What to produce:
Copy out all the records, word for word.

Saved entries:
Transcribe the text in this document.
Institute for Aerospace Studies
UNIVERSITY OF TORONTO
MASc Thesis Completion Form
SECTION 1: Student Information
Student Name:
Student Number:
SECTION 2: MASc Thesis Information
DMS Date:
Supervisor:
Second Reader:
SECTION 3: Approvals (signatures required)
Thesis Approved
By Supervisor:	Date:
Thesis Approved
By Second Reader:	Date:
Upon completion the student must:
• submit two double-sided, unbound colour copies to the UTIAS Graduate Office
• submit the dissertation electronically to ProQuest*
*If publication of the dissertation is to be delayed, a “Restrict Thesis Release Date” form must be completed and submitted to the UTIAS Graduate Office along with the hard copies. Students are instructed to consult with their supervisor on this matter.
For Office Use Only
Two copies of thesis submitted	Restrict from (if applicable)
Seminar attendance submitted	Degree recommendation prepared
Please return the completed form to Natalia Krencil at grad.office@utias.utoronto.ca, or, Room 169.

Output of the task:
Transcribe the text in this document.
Institute for Aerospace Studies
UNIVERSITY OF TORONTO
MASc Thesis Completion Form
SECTION 1: Student Information
Student Name:
Student Number:
SECTION 2: MASc Thesis Information
DMS Date:
Supervisor:
Second Reader:
SECTION 3: Approvals (signatures required)
Thesis Approved
By Supervisor:	Date:
Thesis Approved
By Second Reader:	Date:
Upon completion the student must:
• submit two double-sided, unbound colour copies to the UTIAS Graduate Office
• submit the dissertation electronically to ProQuest*
*If publication of the dissertation is to be delayed, a “Restrict Thesis Release Date” form must be completed and submitted to the UTIAS Graduate Office along with the hard copies. Students are instructed to consult with their supervisor on this matter.
For Office Use Only
Two copies of thesis submitted	Restrict from (if applicable)
Seminar attendance submitted	Degree recommendation prepared
Please return the completed form to Natalia Krencil at grad.office@utias.utoronto.ca, or, Room 169.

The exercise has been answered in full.